:: Direction ::
Your task is to quote the material that follows, in full and exactly.

:: Supplied material ::
^^^^
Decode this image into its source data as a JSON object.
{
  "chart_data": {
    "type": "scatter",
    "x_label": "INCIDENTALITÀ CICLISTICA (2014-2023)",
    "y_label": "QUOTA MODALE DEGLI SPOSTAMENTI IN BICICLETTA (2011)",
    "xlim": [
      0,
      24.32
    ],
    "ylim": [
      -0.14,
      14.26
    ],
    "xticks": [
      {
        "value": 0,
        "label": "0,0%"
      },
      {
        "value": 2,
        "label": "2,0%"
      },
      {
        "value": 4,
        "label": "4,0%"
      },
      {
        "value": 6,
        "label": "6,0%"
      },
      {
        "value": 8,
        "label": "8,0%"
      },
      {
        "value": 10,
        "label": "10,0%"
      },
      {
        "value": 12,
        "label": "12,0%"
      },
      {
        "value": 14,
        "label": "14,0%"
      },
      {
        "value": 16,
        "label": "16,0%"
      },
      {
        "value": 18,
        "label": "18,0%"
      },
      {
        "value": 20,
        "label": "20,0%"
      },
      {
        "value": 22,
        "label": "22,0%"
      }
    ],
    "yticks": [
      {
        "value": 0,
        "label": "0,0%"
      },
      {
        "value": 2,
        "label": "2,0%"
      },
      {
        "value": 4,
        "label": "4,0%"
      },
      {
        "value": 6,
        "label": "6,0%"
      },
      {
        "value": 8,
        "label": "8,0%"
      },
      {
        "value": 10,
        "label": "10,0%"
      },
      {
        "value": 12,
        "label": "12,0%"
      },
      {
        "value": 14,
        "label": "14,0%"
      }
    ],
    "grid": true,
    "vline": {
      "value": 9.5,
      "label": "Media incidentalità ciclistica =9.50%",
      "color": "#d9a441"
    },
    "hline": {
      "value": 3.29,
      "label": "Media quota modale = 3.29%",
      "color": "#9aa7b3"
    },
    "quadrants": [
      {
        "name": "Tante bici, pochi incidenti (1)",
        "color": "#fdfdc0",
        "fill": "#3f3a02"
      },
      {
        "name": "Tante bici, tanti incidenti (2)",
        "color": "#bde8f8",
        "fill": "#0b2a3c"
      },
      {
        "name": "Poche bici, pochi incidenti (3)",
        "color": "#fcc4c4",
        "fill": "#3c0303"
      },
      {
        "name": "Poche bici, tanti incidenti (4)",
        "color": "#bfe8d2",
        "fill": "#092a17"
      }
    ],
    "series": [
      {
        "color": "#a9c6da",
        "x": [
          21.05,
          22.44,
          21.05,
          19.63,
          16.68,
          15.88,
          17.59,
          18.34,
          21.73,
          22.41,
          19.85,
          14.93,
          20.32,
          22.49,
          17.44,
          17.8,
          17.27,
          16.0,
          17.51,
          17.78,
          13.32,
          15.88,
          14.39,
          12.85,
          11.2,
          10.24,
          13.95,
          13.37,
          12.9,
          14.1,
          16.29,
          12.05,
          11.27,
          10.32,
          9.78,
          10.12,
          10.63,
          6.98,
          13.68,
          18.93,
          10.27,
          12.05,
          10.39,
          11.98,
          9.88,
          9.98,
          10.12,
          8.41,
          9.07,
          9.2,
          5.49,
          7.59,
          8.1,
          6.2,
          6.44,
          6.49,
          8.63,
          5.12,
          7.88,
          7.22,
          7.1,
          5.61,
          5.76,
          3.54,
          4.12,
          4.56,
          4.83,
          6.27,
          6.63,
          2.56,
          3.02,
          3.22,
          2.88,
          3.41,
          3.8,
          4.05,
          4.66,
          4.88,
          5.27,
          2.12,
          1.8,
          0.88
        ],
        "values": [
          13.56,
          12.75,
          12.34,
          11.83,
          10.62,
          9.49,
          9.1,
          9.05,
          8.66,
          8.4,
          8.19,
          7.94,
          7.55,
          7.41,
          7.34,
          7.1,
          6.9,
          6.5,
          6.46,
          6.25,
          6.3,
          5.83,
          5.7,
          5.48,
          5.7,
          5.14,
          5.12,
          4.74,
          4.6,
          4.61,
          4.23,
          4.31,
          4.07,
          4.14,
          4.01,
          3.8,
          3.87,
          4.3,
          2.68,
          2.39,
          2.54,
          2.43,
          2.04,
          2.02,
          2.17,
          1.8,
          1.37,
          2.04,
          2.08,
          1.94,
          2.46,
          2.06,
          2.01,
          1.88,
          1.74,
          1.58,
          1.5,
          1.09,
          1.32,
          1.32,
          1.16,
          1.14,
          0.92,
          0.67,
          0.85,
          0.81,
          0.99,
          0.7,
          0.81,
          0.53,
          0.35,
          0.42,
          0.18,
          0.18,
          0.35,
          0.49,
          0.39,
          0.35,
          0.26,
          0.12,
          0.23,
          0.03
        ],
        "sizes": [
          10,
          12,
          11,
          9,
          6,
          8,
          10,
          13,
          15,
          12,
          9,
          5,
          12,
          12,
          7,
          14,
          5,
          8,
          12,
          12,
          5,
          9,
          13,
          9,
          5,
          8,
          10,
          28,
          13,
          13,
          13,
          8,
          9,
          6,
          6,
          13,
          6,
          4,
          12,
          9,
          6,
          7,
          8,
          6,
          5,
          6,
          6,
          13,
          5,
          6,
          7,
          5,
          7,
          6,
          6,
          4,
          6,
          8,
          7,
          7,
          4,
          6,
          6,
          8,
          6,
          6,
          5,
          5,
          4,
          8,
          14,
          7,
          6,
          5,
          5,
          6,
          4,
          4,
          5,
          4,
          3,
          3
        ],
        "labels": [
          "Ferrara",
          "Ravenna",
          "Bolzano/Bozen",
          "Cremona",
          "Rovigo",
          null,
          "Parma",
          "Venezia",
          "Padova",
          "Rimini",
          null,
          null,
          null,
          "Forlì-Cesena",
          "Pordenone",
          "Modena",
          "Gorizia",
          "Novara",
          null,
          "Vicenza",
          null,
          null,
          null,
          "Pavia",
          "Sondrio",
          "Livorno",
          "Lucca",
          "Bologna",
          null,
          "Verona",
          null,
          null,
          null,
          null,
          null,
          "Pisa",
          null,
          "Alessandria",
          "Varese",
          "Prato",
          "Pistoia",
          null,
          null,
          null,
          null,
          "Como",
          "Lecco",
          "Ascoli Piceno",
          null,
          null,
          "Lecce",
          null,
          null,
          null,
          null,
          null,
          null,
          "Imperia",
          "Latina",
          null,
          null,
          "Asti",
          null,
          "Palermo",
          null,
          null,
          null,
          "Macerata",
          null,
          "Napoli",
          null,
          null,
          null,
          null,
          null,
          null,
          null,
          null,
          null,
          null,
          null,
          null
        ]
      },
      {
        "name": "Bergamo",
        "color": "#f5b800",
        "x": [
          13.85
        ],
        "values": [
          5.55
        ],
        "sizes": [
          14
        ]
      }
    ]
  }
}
^^^^
:: Solved problem ::
Decode this image into its source data as a JSON object.
{
  "chart_data": {
    "type": "scatter",
    "x_label": "INCIDENTALITÀ CICLISTICA (2014-2023)",
    "y_label": "QUOTA MODALE DEGLI SPOSTAMENTI IN BICICLETTA (2011)",
    "xlim": [
      0,
      24.32
    ],
    "ylim": [
      -0.14,
      14.26
    ],
    "xticks": [
      {
        "value": 0,
        "label": "0,0%"
      },
      {
        "value": 2,
        "label": "2,0%"
      },
      {
        "value": 4,
        "label": "4,0%"
      },
      {
        "value": 6,
        "label": "6,0%"
      },
      {
        "value": 8,
        "label": "8,0%"
      },
      {
        "value": 10,
        "label": "10,0%"
      },
      {
        "value": 12,
        "label": "12,0%"
      },
      {
        "value": 14,
        "label": "14,0%"
      },
      {
        "value": 16,
        "label": "16,0%"
      },
      {
        "value": 18,
        "label": "18,0%"
      },
      {
        "value": 20,
        "label": "20,0%"
      },
      {
        "value": 22,
        "label": "22,0%"
      }
    ],
    "yticks": [
      {
        "value": 0,
        "label": "0,0%"
      },
      {
        "value": 2,
        "label": "2,0%"
      },
      {
        "value": 4,
        "label": "4,0%"
      },
      {
        "value": 6,
        "label": "6,0%"
      },
      {
        "value": 8,
        "label": "8,0%"
      },
      {
        "value": 10,
        "label": "10,0%"
      },
      {
        "value": 12,
        "label": "12,0%"
      },
      {
        "value": 14,
        "label": "14,0%"
      }
    ],
    "grid": true,
    "vline": {
      "value": 9.5,
      "label": "Media incidentalità ciclistica =9.50%",
      "color": "#d9a441"
    },
    "hline": {
      "value": 3.29,
      "label": "Media quota modale = 3.29%",
      "color": "#9aa7b3"
    },
    "quadrants": [
      {
        "name": "Tante bici, pochi incidenti (1)",
        "color": "#fdfdc0",
        "fill": "#3f3a02"
      },
      {
        "name": "Tante bici, tanti incidenti (2)",
        "color": "#bde8f8",
        "fill": "#0b2a3c"
      },
      {
        "name": "Poche bici, pochi incidenti (3)",
        "color": "#fcc4c4",
        "fill": "#3c0303"
      },
      {
        "name": "Poche bici, tanti incidenti (4)",
        "color": "#bfe8d2",
        "fill": "#092a17"
      }
    ],
    "series": [
      {
        "color": "#a9c6da",
        "x": [
          21.05,
          22.44,
          21.05,
          19.63,
          16.68,
          15.88,
          17.59,
          18.34,
          21.73,
          22.41,
          19.85,
          14.93,
          20.32,
          22.49,
          17.44,
          17.8,
          17.27,
          16.0,
          17.51,
          17.78,
          13.32,
          15.88,
          14.39,
          12.85,
          11.2,
          10.24,
          13.95,
          13.37,
          12.9,
          14.1,
          16.29,
          12.05,
          11.27,
          10.32,
          9.78,
          10.12,
          10.63,
          6.98,
          13.68,
          18.93,
          10.27,
          12.05,
          10.39,
          11.98,
          9.88,
          9.98,
          10.12,
          8.41,
          9.07,
          9.2,
          5.49,
          7.59,
          8.1,
          6.2,
          6.44,
          6.49,
          8.63,
          5.12,
          7.88,
          7.22,
          7.1,
          5.61,
          5.76,
          3.54,
          4.12,
          4.56,
          4.83,
          6.27,
          6.63,
          2.56,
          3.02,
          3.22,
          2.88,
          3.41,
          3.8,
          4.05,
          4.66,
          4.88,
          5.27,
          2.12,
          1.8,
          0.88
        ],
        "values": [
          13.56,
          12.75,
          12.34,
          11.83,
          10.62,
          9.49,
          9.1,
          9.05,
          8.66,
          8.4,
          8.19,
          7.94,
          7.55,
          7.41,
          7.34,
          7.1,
          6.9,
          6.5,
          6.46,
          6.25,
          6.3,
          5.83,
          5.7,
          5.48,
          5.7,
          5.14,
          5.12,
          4.74,
          4.6,
          4.61,
          4.23,
          4.31,
          4.07,
          4.14,
          4.01,
          3.8,
          3.87,
          4.3,
          2.68,
          2.39,
          2.54,
          2.43,
          2.04,
          2.02,
          2.17,
          1.8,
          1.37,
          2.04,
          2.08,
          1.94,
          2.46,
          2.06,
          2.01,
          1.88,
          1.74,
          1.58,
          1.5,
          1.09,
          1.32,
          1.32,
          1.16,
          1.14,
          0.92,
          0.67,
          0.85,
          0.81,
          0.99,
          0.7,
          0.81,
          0.53,
          0.35,
          0.42,
          0.18,
          0.18,
          0.35,
          0.49,
          0.39,
          0.35,
          0.26,
          0.12,
          0.23,
          0.03
        ],
        "sizes": [
          10,
          12,
          11,
          9,
          6,
          8,
          10,
          13,
          15,
          12,
          9,
          5,
          12,
          12,
          7,
          14,
          5,
          8,
          12,
          12,
          5,
          9,
          13,
          9,
          5,
          8,
          10,
          28,
          13,
          13,
          13,
          8,
          9,
          6,
          6,
          13,
          6,
          4,
          12,
          9,
          6,
          7,
          8,
          6,
          5,
          6,
          6,
          13,
          5,
          6,
          7,
          5,
          7,
          6,
          6,
          4,
          6,
          8,
          7,
          7,
          4,
          6,
          6,
          8,
          6,
          6,
          5,
          5,
          4,
          8,
          14,
          7,
          6,
          5,
          5,
          6,
          4,
          4,
          5,
          4,
          3,
          3
        ],
        "labels": [
          "Ferrara",
          "Ravenna",
          "Bolzano/Bozen",
          "Cremona",
          "Rovigo",
          null,
          "Parma",
          "Venezia",
          "Padova",
          "Rimini",
          null,
          null,
          null,
          "Forlì-Cesena",
          "Pordenone",
          "Modena",
          "Gorizia",
          "Novara",
          null,
          "Vicenza",
          null,
          null,
          null,
          "Pavia",
          "Sondrio",
          "Livorno",
          "Lucca",
          "Bologna",
          null,
          "Verona",
          null,
          null,
          null,
          null,
          null,
          "Pisa",
          null,
          "Alessandria",
          "Varese",
          "Prato",
          "Pistoia",
          null,
          null,
          null,
          null,
          "Como",
          "Lecco",
          "Ascoli Piceno",
          null,
          null,
          "Lecce",
          null,
          null,
          null,
          null,
          null,
          null,
          "Imperia",
          "Latina",
          null,
          null,
          "Asti",
          null,
          "Palermo",
          null,
          null,
          null,
          "Macerata",
          null,
          "Napoli",
          null,
          null,
          null,
          null,
          null,
          null,
          null,
          null,
          null,
          null,
          null,
          null
        ]
      },
      {
        "name": "Bergamo",
        "color": "#f5b800",
        "x": [
          13.85
        ],
        "values": [
          5.55
        ],
        "sizes": [
          14
        ]
      }
    ]
  }
}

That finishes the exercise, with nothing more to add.